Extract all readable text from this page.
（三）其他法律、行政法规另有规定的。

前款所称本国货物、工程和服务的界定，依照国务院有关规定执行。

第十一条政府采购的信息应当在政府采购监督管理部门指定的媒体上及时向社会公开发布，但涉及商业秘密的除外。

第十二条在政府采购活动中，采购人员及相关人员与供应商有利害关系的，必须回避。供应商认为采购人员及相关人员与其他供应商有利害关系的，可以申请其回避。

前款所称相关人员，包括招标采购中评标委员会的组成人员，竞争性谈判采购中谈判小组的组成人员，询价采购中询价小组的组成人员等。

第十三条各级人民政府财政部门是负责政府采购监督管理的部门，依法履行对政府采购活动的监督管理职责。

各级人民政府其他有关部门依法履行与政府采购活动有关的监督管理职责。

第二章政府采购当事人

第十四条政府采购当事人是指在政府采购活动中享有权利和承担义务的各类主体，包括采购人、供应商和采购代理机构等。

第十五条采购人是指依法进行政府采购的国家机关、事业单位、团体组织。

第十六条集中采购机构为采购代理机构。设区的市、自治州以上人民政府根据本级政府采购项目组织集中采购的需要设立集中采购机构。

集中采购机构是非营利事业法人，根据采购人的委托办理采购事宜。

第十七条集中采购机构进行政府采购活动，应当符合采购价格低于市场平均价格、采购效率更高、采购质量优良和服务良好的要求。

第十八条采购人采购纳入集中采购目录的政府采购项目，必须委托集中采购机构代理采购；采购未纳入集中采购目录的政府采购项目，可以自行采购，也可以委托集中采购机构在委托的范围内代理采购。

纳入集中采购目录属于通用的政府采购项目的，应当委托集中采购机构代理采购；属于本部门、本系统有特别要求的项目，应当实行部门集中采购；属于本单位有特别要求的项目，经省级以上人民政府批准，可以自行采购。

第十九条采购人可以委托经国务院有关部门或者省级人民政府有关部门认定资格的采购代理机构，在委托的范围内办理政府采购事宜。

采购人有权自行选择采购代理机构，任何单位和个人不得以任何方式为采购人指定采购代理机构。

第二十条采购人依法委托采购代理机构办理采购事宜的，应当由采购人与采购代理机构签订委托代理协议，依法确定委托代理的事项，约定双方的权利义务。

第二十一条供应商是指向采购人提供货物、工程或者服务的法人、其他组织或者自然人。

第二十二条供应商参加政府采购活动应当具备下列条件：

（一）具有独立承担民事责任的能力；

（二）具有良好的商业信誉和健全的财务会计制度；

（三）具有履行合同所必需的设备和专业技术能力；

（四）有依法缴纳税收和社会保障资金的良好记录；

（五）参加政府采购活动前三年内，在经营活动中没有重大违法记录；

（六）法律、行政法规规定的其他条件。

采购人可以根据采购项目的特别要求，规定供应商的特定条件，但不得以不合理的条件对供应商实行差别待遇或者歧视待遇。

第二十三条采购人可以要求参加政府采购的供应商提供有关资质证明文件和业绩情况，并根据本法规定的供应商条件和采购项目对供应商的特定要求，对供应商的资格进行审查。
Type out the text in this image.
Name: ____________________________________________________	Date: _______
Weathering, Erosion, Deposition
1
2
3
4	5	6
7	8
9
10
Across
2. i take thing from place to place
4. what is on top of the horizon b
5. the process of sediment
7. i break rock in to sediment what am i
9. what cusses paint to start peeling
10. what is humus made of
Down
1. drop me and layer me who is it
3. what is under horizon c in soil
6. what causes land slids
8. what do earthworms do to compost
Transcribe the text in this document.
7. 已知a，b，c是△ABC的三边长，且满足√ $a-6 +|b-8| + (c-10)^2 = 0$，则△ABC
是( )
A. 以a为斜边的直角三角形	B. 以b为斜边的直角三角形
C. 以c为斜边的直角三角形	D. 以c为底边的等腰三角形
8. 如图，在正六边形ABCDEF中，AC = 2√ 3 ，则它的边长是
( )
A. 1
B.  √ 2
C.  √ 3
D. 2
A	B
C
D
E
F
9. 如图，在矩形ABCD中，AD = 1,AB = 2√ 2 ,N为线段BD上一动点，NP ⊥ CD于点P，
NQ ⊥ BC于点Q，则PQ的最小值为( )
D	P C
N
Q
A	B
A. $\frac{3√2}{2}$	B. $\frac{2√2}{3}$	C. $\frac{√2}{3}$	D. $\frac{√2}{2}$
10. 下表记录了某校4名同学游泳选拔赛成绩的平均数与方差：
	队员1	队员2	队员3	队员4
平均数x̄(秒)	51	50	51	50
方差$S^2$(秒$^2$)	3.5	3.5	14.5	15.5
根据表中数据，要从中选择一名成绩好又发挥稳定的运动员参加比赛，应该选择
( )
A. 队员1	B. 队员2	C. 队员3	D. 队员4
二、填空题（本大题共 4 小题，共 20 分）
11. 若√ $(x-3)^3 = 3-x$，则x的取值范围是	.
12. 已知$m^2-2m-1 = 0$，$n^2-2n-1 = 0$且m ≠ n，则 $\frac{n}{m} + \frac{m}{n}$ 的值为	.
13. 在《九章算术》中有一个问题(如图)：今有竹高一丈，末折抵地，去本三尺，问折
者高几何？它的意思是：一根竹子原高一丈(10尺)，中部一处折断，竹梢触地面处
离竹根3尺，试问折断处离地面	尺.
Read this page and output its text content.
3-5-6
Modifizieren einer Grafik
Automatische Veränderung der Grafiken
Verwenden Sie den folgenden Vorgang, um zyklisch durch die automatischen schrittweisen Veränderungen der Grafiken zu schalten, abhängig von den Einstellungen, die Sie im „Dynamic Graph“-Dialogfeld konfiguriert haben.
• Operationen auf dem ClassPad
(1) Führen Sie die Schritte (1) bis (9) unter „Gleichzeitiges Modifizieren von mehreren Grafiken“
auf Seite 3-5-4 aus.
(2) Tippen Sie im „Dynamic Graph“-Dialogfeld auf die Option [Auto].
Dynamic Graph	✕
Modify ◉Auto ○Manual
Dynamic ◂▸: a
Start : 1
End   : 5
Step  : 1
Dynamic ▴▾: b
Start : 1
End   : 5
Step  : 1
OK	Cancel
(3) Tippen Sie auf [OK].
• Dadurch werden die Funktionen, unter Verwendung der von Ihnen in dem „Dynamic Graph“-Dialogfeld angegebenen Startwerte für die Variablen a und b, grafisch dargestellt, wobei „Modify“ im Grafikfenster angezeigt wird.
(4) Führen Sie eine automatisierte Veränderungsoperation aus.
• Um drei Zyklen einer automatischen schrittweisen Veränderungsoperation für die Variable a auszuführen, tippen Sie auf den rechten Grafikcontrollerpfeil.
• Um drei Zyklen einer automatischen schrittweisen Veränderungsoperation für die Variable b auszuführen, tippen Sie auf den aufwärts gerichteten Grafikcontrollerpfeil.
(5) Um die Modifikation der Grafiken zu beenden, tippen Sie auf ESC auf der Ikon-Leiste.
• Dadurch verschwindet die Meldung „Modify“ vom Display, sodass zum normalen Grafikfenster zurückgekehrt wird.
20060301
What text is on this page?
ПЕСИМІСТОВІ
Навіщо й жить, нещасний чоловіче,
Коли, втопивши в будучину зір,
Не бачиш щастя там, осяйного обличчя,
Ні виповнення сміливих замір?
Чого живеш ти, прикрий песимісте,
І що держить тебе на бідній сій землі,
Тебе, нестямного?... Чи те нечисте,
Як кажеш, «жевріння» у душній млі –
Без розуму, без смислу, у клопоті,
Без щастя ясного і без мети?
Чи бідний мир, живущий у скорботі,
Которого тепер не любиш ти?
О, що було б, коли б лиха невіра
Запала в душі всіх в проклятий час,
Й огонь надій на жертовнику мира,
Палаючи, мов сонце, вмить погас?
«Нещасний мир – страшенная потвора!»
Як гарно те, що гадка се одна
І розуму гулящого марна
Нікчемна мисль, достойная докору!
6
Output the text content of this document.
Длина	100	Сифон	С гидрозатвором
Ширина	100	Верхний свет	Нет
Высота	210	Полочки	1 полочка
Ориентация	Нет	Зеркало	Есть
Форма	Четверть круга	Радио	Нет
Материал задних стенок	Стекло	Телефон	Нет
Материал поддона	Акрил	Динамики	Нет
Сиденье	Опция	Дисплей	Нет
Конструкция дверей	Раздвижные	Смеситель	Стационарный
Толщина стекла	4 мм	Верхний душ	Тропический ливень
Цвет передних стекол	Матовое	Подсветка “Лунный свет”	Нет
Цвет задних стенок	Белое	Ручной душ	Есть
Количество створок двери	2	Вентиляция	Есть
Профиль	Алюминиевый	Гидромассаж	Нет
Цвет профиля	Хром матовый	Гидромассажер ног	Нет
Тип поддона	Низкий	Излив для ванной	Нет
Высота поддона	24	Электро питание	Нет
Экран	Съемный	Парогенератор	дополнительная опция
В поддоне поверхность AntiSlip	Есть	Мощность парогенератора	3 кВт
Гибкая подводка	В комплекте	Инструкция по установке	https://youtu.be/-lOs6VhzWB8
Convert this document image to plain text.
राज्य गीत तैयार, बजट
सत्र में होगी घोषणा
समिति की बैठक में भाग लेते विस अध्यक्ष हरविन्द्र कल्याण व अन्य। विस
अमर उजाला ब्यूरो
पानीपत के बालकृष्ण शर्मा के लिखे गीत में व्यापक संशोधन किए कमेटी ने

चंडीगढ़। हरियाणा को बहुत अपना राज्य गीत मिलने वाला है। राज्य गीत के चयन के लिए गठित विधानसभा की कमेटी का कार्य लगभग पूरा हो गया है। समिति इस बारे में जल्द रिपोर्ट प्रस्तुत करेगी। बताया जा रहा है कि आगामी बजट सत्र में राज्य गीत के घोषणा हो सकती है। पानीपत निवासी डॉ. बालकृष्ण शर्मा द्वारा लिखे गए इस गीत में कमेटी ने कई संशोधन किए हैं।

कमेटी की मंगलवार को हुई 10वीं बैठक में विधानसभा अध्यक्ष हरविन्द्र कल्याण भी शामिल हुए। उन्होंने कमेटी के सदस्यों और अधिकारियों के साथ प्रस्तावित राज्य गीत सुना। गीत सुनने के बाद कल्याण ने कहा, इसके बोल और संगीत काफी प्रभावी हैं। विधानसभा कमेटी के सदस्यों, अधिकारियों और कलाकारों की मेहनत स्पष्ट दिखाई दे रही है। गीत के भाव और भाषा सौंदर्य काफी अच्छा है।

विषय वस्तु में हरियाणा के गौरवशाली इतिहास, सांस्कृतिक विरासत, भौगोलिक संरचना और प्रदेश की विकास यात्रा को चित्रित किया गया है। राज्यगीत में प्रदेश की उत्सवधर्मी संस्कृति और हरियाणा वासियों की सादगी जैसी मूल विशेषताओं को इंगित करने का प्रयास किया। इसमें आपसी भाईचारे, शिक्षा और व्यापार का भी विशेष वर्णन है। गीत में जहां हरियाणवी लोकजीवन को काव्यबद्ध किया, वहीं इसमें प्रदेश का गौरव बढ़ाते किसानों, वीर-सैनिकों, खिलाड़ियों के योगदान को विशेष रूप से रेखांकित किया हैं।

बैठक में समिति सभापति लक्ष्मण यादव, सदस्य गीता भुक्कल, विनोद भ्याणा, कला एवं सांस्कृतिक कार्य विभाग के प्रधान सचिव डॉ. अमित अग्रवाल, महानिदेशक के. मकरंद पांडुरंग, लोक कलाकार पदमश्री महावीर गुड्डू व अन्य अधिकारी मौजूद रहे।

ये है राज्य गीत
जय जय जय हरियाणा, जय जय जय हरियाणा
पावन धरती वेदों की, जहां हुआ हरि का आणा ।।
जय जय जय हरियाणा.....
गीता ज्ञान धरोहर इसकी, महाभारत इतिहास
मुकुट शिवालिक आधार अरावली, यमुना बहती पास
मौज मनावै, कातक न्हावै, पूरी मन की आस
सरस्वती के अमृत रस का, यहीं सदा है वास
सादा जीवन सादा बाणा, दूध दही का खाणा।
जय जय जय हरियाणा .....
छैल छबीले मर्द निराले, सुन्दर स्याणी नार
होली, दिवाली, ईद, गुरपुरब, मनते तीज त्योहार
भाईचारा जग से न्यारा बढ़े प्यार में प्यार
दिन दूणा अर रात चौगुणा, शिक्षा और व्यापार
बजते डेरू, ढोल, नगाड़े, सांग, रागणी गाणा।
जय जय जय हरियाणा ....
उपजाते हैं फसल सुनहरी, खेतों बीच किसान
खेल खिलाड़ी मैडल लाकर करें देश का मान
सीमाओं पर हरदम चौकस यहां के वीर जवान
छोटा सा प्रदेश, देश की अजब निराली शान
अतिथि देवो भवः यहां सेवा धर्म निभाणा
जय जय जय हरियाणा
########################################
TASK DESCRIPTION: Of all the lines in the material above, how many contain the word "Есть"? Give only the count.

ANSWER TO THE EXERCISE: 4